▸ DATA PROVIDED
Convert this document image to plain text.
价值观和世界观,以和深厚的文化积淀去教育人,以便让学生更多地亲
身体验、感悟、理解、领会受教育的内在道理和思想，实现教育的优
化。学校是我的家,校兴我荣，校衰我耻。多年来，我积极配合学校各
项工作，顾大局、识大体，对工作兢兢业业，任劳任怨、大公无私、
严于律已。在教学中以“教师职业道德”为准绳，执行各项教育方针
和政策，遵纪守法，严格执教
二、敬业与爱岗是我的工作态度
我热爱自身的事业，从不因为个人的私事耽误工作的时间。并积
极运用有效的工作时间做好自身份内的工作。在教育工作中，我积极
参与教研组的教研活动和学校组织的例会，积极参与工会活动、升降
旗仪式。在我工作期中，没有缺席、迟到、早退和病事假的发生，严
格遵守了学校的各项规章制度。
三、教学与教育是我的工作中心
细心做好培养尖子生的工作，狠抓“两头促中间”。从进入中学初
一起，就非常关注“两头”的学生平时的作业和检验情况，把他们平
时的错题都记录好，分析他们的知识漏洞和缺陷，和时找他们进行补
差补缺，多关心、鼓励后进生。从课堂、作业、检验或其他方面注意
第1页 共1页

▸ AIM OF THE TASK
Write out all records exactly, keeping every detail.

▸ EXERCISE RESPONSE
Convert this document image to plain text.
价值观和世界观,以和深厚的文化积淀去教育人,以便让学生更多地亲
身体验、感悟、理解、领会受教育的内在道理和思想，实现教育的优
化。学校是我的家,校兴我荣，校衰我耻。多年来，我积极配合学校各
项工作，顾大局、识大体，对工作兢兢业业，任劳任怨、大公无私、
严于律已。在教学中以“教师职业道德”为准绳，执行各项教育方针
和政策，遵纪守法，严格执教
二、敬业与爱岗是我的工作态度
我热爱自身的事业，从不因为个人的私事耽误工作的时间。并积
极运用有效的工作时间做好自身份内的工作。在教育工作中，我积极
参与教研组的教研活动和学校组织的例会，积极参与工会活动、升降
旗仪式。在我工作期中，没有缺席、迟到、早退和病事假的发生，严
格遵守了学校的各项规章制度。
三、教学与教育是我的工作中心
细心做好培养尖子生的工作，狠抓“两头促中间”。从进入中学初
一起，就非常关注“两头”的学生平时的作业和检验情况，把他们平
时的错题都记录好，分析他们的知识漏洞和缺陷，和时找他们进行补
差补缺，多关心、鼓励后进生。从课堂、作业、检验或其他方面注意
第1页 共1页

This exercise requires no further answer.